The task => Drop the pictures from the entries below, then reproduce the rest exactly.
--- start of Entries shown ---
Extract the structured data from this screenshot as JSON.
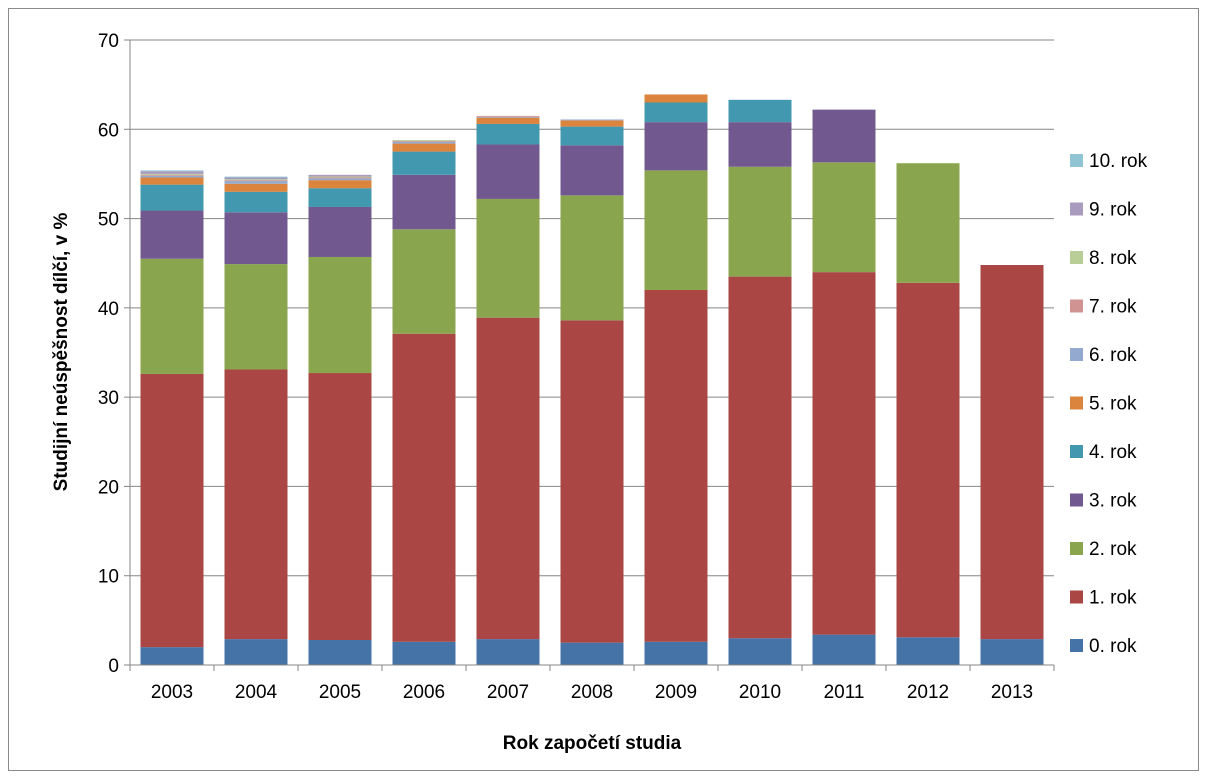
{
  "chart_data": {
    "type": "bar",
    "stacked": true,
    "title": "",
    "xlabel": "Rok započetí studia",
    "ylabel": "Studijní neúspěšnost dílčí, v %",
    "ylim": [
      0,
      70
    ],
    "yticks": [
      0,
      10,
      20,
      30,
      40,
      50,
      60,
      70
    ],
    "grid": true,
    "legend_position": "right",
    "categories": [
      "2003",
      "2004",
      "2005",
      "2006",
      "2007",
      "2008",
      "2009",
      "2010",
      "2011",
      "2012",
      "2013"
    ],
    "series": [
      {
        "name": "0. rok",
        "color": "#4573a7",
        "values": [
          2.0,
          2.9,
          2.8,
          2.6,
          2.9,
          2.5,
          2.6,
          3.0,
          3.4,
          3.1,
          2.9
        ]
      },
      {
        "name": "1. rok",
        "color": "#aa4643",
        "values": [
          30.6,
          30.2,
          29.9,
          34.5,
          36.0,
          36.1,
          39.4,
          40.5,
          40.6,
          39.7,
          41.9
        ]
      },
      {
        "name": "2. rok",
        "color": "#89a54e",
        "values": [
          12.9,
          11.8,
          13.0,
          11.7,
          13.3,
          14.0,
          13.4,
          12.3,
          12.3,
          13.4,
          0
        ]
      },
      {
        "name": "3. rok",
        "color": "#71588f",
        "values": [
          5.4,
          5.8,
          5.6,
          6.1,
          6.1,
          5.6,
          5.4,
          5.0,
          5.9,
          0,
          0
        ]
      },
      {
        "name": "4. rok",
        "color": "#4298af",
        "values": [
          2.9,
          2.3,
          2.1,
          2.6,
          2.3,
          2.1,
          2.2,
          2.5,
          0,
          0,
          0
        ]
      },
      {
        "name": "5. rok",
        "color": "#db843d",
        "values": [
          0.8,
          0.9,
          0.9,
          0.9,
          0.7,
          0.7,
          0.9,
          0,
          0,
          0,
          0
        ]
      },
      {
        "name": "6. rok",
        "color": "#93a9cf",
        "values": [
          0.2,
          0.3,
          0.2,
          0.2,
          0.1,
          0.1,
          0,
          0,
          0,
          0,
          0
        ]
      },
      {
        "name": "7. rok",
        "color": "#d19392",
        "values": [
          0.1,
          0.1,
          0.1,
          0.1,
          0.1,
          0,
          0,
          0,
          0,
          0,
          0
        ]
      },
      {
        "name": "8. rok",
        "color": "#b9cd96",
        "values": [
          0.1,
          0.1,
          0.1,
          0.1,
          0,
          0,
          0,
          0,
          0,
          0,
          0
        ]
      },
      {
        "name": "9. rok",
        "color": "#a99bbd",
        "values": [
          0.3,
          0.2,
          0.2,
          0,
          0,
          0,
          0,
          0,
          0,
          0,
          0
        ]
      },
      {
        "name": "10. rok",
        "color": "#92c5d4",
        "values": [
          0.1,
          0.1,
          0,
          0,
          0,
          0,
          0,
          0,
          0,
          0,
          0
        ]
      }
    ]
  }
}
--- end of Entries shown ---
The reply =>
Extract the structured data from this screenshot as JSON.
{
  "chart_data": {
    "type": "bar",
    "stacked": true,
    "title": "",
    "xlabel": "Rok započetí studia",
    "ylabel": "Studijní neúspěšnost dílčí, v %",
    "ylim": [
      0,
      70
    ],
    "yticks": [
      0,
      10,
      20,
      30,
      40,
      50,
      60,
      70
    ],
    "grid": true,
    "legend_position": "right",
    "categories": [
      "2003",
      "2004",
      "2005",
      "2006",
      "2007",
      "2008",
      "2009",
      "2010",
      "2011",
      "2012",
      "2013"
    ],
    "series": [
      {
        "name": "0. rok",
        "color": "#4573a7",
        "values": [
          2.0,
          2.9,
          2.8,
          2.6,
          2.9,
          2.5,
          2.6,
          3.0,
          3.4,
          3.1,
          2.9
        ]
      },
      {
        "name": "1. rok",
        "color": "#aa4643",
        "values": [
          30.6,
          30.2,
          29.9,
          34.5,
          36.0,
          36.1,
          39.4,
          40.5,
          40.6,
          39.7,
          41.9
        ]
      },
      {
        "name": "2. rok",
        "color": "#89a54e",
        "values": [
          12.9,
          11.8,
          13.0,
          11.7,
          13.3,
          14.0,
          13.4,
          12.3,
          12.3,
          13.4,
          0
        ]
      },
      {
        "name": "3. rok",
        "color": "#71588f",
        "values": [
          5.4,
          5.8,
          5.6,
          6.1,
          6.1,
          5.6,
          5.4,
          5.0,
          5.9,
          0,
          0
        ]
      },
      {
        "name": "4. rok",
        "color": "#4298af",
        "values": [
          2.9,
          2.3,
          2.1,
          2.6,
          2.3,
          2.1,
          2.2,
          2.5,
          0,
          0,
          0
        ]
      },
      {
        "name": "5. rok",
        "color": "#db843d",
        "values": [
          0.8,
          0.9,
          0.9,
          0.9,
          0.7,
          0.7,
          0.9,
          0,
          0,
          0,
          0
        ]
      },
      {
        "name": "6. rok",
        "color": "#93a9cf",
        "values": [
          0.2,
          0.3,
          0.2,
          0.2,
          0.1,
          0.1,
          0,
          0,
          0,
          0,
          0
        ]
      },
      {
        "name": "7. rok",
        "color": "#d19392",
        "values": [
          0.1,
          0.1,
          0.1,
          0.1,
          0.1,
          0,
          0,
          0,
          0,
          0,
          0
        ]
      },
      {
        "name": "8. rok",
        "color": "#b9cd96",
        "values": [
          0.1,
          0.1,
          0.1,
          0.1,
          0,
          0,
          0,
          0,
          0,
          0,
          0
        ]
      },
      {
        "name": "9. rok",
        "color": "#a99bbd",
        "values": [
          0.3,
          0.2,
          0.2,
          0,
          0,
          0,
          0,
          0,
          0,
          0,
          0
        ]
      },
      {
        "name": "10. rok",
        "color": "#92c5d4",
        "values": [
          0.1,
          0.1,
          0,
          0,
          0,
          0,
          0,
          0,
          0,
          0,
          0
        ]
      }
    ]
  }
}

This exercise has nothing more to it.